| What you need to do |
Print all the data, keeping every line exactly as it is.

| Dataset excerpt |
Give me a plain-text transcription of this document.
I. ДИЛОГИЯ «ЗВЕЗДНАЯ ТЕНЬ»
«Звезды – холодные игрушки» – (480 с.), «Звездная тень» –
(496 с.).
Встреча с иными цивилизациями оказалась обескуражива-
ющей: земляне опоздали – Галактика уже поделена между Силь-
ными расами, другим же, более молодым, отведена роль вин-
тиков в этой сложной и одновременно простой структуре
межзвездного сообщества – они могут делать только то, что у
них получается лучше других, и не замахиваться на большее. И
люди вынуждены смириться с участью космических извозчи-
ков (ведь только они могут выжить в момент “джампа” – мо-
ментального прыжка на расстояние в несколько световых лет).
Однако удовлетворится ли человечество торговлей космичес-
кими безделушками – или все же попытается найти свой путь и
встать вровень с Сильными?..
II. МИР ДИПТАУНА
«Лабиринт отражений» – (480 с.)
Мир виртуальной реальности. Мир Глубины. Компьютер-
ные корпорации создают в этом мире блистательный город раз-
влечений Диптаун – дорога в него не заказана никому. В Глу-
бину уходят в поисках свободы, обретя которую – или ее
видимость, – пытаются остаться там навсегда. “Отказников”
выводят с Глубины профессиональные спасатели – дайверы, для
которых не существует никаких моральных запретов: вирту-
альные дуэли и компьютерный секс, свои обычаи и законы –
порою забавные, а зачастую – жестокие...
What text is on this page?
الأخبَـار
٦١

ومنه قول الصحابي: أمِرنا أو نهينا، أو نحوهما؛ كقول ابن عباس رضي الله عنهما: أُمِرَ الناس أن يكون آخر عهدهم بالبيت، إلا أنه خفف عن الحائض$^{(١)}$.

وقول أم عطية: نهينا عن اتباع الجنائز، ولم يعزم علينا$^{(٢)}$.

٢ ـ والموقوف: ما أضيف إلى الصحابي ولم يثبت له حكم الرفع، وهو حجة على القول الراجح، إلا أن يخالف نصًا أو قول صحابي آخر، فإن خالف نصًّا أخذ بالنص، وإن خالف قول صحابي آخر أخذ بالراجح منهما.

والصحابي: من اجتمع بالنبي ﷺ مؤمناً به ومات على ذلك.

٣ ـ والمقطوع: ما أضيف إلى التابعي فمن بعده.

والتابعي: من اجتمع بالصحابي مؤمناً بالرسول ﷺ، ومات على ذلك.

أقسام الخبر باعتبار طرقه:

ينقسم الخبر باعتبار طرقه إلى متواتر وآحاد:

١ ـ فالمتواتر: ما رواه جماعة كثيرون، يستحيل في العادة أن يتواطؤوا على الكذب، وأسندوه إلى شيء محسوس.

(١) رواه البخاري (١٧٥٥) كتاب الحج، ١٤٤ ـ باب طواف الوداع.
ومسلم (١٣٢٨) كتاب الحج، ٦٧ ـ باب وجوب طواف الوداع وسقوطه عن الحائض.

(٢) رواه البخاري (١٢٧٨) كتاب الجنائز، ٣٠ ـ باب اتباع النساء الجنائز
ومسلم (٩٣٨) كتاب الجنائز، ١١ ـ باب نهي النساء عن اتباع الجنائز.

| Answer in full |
Give me a plain-text transcription of this document.
I. ДИЛОГИЯ «ЗВЕЗДНАЯ ТЕНЬ»
«Звезды – холодные игрушки» – (480 с.), «Звездная тень» –
(496 с.).
Встреча с иными цивилизациями оказалась обескуражива-
ющей: земляне опоздали – Галактика уже поделена между Силь-
ными расами, другим же, более молодым, отведена роль вин-
тиков в этой сложной и одновременно простой структуре
межзвездного сообщества – они могут делать только то, что у
них получается лучше других, и не замахиваться на большее. И
люди вынуждены смириться с участью космических извозчи-
ков (ведь только они могут выжить в момент “джампа” – мо-
ментального прыжка на расстояние в несколько световых лет).
Однако удовлетворится ли человечество торговлей космичес-
кими безделушками – или все же попытается найти свой путь и
встать вровень с Сильными?..
II. МИР ДИПТАУНА
«Лабиринт отражений» – (480 с.)
Мир виртуальной реальности. Мир Глубины. Компьютер-
ные корпорации создают в этом мире блистательный город раз-
влечений Диптаун – дорога в него не заказана никому. В Глу-
бину уходят в поисках свободы, обретя которую – или ее
видимость, – пытаются остаться там навсегда. “Отказников”
выводят с Глубины профессиональные спасатели – дайверы, для
которых не существует никаких моральных запретов: вирту-
альные дуэли и компьютерный секс, свои обычаи и законы –
порою забавные, а зачастую – жестокие...
What text is on this page?
الأخبَـار
٦١

ومنه قول الصحابي: أمِرنا أو نهينا، أو نحوهما؛ كقول ابن عباس رضي الله عنهما: أُمِرَ الناس أن يكون آخر عهدهم بالبيت، إلا أنه خفف عن الحائض$^{(١)}$.

وقول أم عطية: نهينا عن اتباع الجنائز، ولم يعزم علينا$^{(٢)}$.

٢ ـ والموقوف: ما أضيف إلى الصحابي ولم يثبت له حكم الرفع، وهو حجة على القول الراجح، إلا أن يخالف نصًا أو قول صحابي آخر، فإن خالف نصًّا أخذ بالنص، وإن خالف قول صحابي آخر أخذ بالراجح منهما.

والصحابي: من اجتمع بالنبي ﷺ مؤمناً به ومات على ذلك.

٣ ـ والمقطوع: ما أضيف إلى التابعي فمن بعده.

والتابعي: من اجتمع بالصحابي مؤمناً بالرسول ﷺ، ومات على ذلك.

أقسام الخبر باعتبار طرقه:

ينقسم الخبر باعتبار طرقه إلى متواتر وآحاد:

١ ـ فالمتواتر: ما رواه جماعة كثيرون، يستحيل في العادة أن يتواطؤوا على الكذب، وأسندوه إلى شيء محسوس.

(١) رواه البخاري (١٧٥٥) كتاب الحج، ١٤٤ ـ باب طواف الوداع.
ومسلم (١٣٢٨) كتاب الحج، ٦٧ ـ باب وجوب طواف الوداع وسقوطه عن الحائض.

(٢) رواه البخاري (١٢٧٨) كتاب الجنائز، ٣٠ ـ باب اتباع النساء الجنائز
ومسلم (٩٣٨) كتاب الجنائز، ١١ ـ باب نهي النساء عن اتباع الجنائز.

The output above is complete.